[[ Page text open ]]

Based on a literature search in MedLine and Embase with the search terms “child*”, “adolescen*”, “CGRP”, and “migraine”, findings on the role of CGRP in this context were collected and analysed. Since there is only very little known on the specific aspects of CGRP in childhood and adolescence, this can only be a short narrative review.
Findings in Animal Models
In 2003, Dong et al. could show that two of the CGRP-A receptor components, CRLR and RAMP1, are expressed in rat placenta [1]. The primary distribution of CRLR and RAMP1 is, among others, in the cytotrophoblast and syncytium in the labyrinth, in trophoblastic giant cells, and in the endothelium and smooth muscle cells of fetal vessels. Before, this group had demonstrated the expression of CGRP-B receptors in rat placenta and its regulation by steroid hormones [2]. In addition to the CGRP-B receptor, the CGRP-A receptors are also present in the rat placenta. Similar to the CGRP-B receptors, levels of CGRP-A receptor components in the placenta are increased with advancing gestation and decreased at term labour. However, the source of CGRP in the feto-placental circulation is not clear. Reports have shown that CGRP concentrations in cord blood are higher than those in the mother’s plasma at term [3]. Therefore, it is possible that CGRP in the fetal circulation is derived from sensory neurons of the fetus himself, or even from the placenta itself. This would mean that the fetus is already able to produce and release CGRP before term.
One of the first studies investigating the developmental changes occurring to peptidergic sensory neurons was performed in the ageing guinea pig. It was discovered that the density of peptidergic neurons surrounding the mesenteric and carotid arteries increase with fetal development, with a peak at birth. The nerve plexuses containing CGRP then decline with age, going down to about half-maximum density once the animal had reached two years of age [4]. Similarly, a study investigating peptidergic innervation of the ageing rat aorta showed that CGRP-positive neuronal fibres were present in animals younger than six months, but gradually disappeared to complete absence when animals reached one year of age [5]. In aged female rats, circulating levels of CGRP have been shown to decline slightly compared with younger animals, and the amount of bioavailable CGRP detected within the mesenteric vascular bed showed an even more profound decline. Supplementation of female sex steroid hormones was able to reverse this reduction in CGRP availability [6].

[[ Page text closed ]]

Questions to answer:
1. In the CGRP review above, rewrite the paragraph beginning "One of the first studies investigating" as a short list that keeps its main facts.
2. Continue the CGRP review from its final sentence.

[[ Dataset entries open ]]

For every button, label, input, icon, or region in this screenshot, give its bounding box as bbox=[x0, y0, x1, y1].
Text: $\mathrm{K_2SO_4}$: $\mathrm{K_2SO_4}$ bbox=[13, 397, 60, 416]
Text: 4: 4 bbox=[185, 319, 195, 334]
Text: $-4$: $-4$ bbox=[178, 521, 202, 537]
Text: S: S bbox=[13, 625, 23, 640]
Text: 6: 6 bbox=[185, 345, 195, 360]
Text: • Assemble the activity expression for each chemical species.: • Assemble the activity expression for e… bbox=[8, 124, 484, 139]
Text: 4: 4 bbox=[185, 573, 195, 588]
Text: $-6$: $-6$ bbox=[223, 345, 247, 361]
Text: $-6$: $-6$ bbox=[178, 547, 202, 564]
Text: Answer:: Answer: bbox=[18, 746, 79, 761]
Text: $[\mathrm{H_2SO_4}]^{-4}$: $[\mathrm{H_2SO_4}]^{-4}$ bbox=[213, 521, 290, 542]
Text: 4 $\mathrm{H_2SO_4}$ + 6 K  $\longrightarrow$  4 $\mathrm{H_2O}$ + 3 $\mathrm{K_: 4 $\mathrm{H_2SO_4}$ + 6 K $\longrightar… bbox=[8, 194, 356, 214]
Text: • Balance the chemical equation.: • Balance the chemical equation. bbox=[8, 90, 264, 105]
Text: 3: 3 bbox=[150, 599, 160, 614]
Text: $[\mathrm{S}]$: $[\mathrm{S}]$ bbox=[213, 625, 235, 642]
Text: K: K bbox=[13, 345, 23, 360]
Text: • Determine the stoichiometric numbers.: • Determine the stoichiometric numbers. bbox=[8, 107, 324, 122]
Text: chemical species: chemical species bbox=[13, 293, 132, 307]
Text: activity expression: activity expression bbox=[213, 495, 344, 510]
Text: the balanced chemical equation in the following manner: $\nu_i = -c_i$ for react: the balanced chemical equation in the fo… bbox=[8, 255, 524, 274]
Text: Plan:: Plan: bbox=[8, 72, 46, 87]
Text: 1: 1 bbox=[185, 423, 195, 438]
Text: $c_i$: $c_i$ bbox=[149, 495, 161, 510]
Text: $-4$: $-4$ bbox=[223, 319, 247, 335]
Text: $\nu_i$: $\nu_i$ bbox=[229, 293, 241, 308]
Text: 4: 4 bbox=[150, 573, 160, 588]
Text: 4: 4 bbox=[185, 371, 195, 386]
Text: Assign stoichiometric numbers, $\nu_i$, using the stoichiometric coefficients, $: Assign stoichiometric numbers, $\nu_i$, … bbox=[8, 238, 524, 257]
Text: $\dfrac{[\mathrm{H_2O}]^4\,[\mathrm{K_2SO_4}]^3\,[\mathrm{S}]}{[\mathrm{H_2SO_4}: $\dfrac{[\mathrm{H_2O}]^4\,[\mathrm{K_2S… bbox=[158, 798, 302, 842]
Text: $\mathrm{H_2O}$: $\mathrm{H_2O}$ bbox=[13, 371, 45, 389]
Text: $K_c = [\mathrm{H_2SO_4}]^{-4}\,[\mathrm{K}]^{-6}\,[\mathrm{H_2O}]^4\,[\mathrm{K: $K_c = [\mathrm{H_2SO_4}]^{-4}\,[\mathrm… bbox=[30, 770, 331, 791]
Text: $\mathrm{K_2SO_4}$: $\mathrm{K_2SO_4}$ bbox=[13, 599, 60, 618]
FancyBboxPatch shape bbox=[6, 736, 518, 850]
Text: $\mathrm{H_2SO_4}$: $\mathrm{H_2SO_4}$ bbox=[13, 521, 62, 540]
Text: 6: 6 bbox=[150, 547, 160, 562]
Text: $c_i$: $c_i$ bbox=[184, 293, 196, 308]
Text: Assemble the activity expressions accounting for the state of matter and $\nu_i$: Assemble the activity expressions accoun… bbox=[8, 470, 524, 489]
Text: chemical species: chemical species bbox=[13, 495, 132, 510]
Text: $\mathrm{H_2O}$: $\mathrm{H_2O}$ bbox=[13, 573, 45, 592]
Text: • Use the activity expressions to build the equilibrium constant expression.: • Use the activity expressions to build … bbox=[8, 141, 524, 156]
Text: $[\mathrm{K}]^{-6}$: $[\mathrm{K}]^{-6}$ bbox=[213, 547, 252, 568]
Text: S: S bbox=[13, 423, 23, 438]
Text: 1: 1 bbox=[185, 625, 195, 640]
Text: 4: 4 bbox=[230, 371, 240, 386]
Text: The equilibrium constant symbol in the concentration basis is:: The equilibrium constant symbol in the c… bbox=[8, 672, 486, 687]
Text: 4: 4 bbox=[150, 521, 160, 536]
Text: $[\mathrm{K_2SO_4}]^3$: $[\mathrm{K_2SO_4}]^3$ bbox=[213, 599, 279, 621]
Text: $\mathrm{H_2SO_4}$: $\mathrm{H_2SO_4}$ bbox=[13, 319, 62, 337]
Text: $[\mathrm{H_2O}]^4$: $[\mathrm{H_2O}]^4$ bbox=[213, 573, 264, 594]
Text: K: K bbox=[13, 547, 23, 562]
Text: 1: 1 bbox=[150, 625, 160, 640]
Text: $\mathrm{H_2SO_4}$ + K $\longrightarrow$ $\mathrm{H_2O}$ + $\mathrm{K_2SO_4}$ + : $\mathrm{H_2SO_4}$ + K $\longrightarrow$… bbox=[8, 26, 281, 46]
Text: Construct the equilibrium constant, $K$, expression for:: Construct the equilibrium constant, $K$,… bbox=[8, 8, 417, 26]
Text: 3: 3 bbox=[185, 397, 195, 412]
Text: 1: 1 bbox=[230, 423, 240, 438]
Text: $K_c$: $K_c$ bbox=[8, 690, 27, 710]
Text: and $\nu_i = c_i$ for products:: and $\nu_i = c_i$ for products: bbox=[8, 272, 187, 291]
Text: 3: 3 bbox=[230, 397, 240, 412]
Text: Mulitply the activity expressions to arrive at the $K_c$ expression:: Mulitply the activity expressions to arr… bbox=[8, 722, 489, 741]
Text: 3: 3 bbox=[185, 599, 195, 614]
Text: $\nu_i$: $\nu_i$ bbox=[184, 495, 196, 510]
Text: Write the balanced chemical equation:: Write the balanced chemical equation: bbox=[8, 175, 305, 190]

[[ Dataset entries closed ]]

Answers below:
1.
- In guinea pigs, the density of peptidergic neurons around the mesenteric and carotid arteries increases during fetal development and peaks at birth.
- CGRP-containing nerve plexuses then decline with age, to about half-maximum density by two years of age.
- In the rat aorta, CGRP-positive nerve fibers are present in animals younger than six months. They gradually disappear and are completely absent by one year of age.
- Aged female rats have slightly lower circulating CGRP than younger rats. Bioavailable CGRP in the mesenteric vascular bed falls even more sharply.
- Supplementing female sex steroid hormones reversed this loss of CGRP availability.

2.
After capsaicin instillation, adolescent rats showed a comparable trigeminal neuronal activation as adult rats; however, the responsiveness to peripheral trigeminovascular stimulation was lower than in adult rats, including CGRP immunoreactivity in the trigeminal ganglion, protein extravasation, and CGRP depletion in the dura mater [7]. The age-dependent differences in responsiveness to trigeminovascular stimulation in the intracisternal capsaicin-induced migraine model of rats might reflect the lower severity of migraine in pediatric patients.
When examining the distribution of CGRP by indirect immunofluorescence technique, it was found that in the Gasserian ganglion and spinal nucleus of the human trigeminal nerve, CGRP is present, among others, in almost 50% of primary sensory neurons [8]. Morphometric analysis revealed that the CGRP-positive neuronal population is heterogeneous in cell size. The percentage of CGRP-immunoreactive positive cells reached a maximum at perinatal stages, then remained constant, and declined in old age. Pericellular basket-like nerve fibres were detectable only in fetal and pre-term and full-term newborn tissue.
Findings in Children and Adolescents
CGRP release in migraine attacks of adults was one of the first clinical findings regarding CGRP homoeostasis in migraine [9]. Higher CGRP levels in adult migraine patients compared to healthy control subjects have also been shown between attacks [10].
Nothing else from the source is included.